# START OF EXERCISE DATA

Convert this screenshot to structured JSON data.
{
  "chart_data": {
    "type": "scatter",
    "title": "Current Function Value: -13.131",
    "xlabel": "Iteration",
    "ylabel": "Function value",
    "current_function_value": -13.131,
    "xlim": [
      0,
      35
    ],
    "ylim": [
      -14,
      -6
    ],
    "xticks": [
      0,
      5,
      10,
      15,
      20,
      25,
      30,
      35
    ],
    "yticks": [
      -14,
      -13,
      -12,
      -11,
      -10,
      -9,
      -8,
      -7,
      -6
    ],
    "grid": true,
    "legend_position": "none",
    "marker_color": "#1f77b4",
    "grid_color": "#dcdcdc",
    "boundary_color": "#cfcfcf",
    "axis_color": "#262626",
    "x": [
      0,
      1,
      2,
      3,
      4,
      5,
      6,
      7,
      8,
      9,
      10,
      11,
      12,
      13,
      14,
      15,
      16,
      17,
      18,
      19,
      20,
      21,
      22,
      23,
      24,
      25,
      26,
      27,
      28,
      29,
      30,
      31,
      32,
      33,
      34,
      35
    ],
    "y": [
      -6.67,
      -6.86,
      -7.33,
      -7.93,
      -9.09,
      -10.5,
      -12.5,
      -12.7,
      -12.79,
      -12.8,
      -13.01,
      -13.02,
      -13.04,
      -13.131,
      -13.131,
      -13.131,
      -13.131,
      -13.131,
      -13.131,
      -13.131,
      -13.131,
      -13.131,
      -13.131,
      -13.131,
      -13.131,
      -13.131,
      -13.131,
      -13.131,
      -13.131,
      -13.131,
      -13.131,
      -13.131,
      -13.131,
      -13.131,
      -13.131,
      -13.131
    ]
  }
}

# END OF EXERCISE DATA
# START OF EXERCISE DATA

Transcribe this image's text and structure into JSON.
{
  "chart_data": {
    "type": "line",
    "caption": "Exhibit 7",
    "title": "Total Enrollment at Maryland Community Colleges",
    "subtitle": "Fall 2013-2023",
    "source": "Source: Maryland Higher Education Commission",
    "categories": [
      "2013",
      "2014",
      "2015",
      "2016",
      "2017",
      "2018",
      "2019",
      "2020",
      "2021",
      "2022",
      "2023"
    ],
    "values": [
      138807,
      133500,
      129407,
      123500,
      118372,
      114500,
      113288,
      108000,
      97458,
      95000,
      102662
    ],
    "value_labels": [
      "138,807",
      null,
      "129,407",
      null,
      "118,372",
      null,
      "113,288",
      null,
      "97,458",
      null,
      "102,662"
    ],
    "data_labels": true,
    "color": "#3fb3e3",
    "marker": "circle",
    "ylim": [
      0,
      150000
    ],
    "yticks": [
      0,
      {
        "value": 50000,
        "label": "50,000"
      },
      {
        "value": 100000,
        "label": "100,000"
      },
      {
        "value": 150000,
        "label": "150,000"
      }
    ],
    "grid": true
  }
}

# END OF EXERCISE DATA

→ YOUR TASK
List each line of the entries that holds the string "Maryland".

→ ANSWER TO THE EXERCISE
    "title": "Total Enrollment at Maryland Community Colleges",
    "source": "Source: Maryland Higher Education Commission",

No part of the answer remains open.